» **Data for this exercise**:
★ ★ ★

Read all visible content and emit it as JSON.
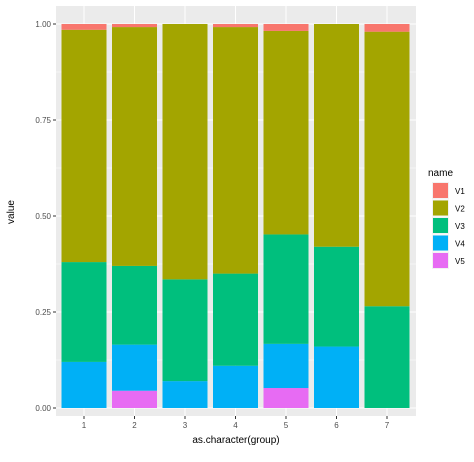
{
  "chart_data": {
    "type": "bar",
    "stacked": true,
    "categories": [
      "1",
      "2",
      "3",
      "4",
      "5",
      "6",
      "7"
    ],
    "series": [
      {
        "name": "V1",
        "color": "#F8766D",
        "values": [
          0.015,
          0.008,
          0.0,
          0.008,
          0.018,
          0.0,
          0.02
        ]
      },
      {
        "name": "V2",
        "color": "#A3A500",
        "values": [
          0.605,
          0.622,
          0.665,
          0.642,
          0.53,
          0.58,
          0.715
        ]
      },
      {
        "name": "V3",
        "color": "#00BF7D",
        "values": [
          0.26,
          0.205,
          0.265,
          0.24,
          0.285,
          0.26,
          0.265
        ]
      },
      {
        "name": "V4",
        "color": "#00B0F6",
        "values": [
          0.12,
          0.12,
          0.07,
          0.11,
          0.115,
          0.16,
          0.0
        ]
      },
      {
        "name": "V5",
        "color": "#E76BF3",
        "values": [
          0.0,
          0.045,
          0.0,
          0.0,
          0.052,
          0.0,
          0.0
        ]
      }
    ],
    "xlabel": "as.character(group)",
    "ylabel": "value",
    "ylim": [
      0,
      1
    ],
    "yticks": [
      "0.00",
      "0.25",
      "0.50",
      "0.75",
      "1.00"
    ],
    "legend": {
      "title": "name",
      "position": "right"
    },
    "grid": true,
    "panel_background": "#EBEBEB"
  }
}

★ ★ ★

» **Task to complete**: Pull out all lines in the data above that include "name".

» **Task result**:
        "name": "V1",
        "name": "V2",
        "name": "V3",
        "name": "V4",
        "name": "V5",
      "title": "name",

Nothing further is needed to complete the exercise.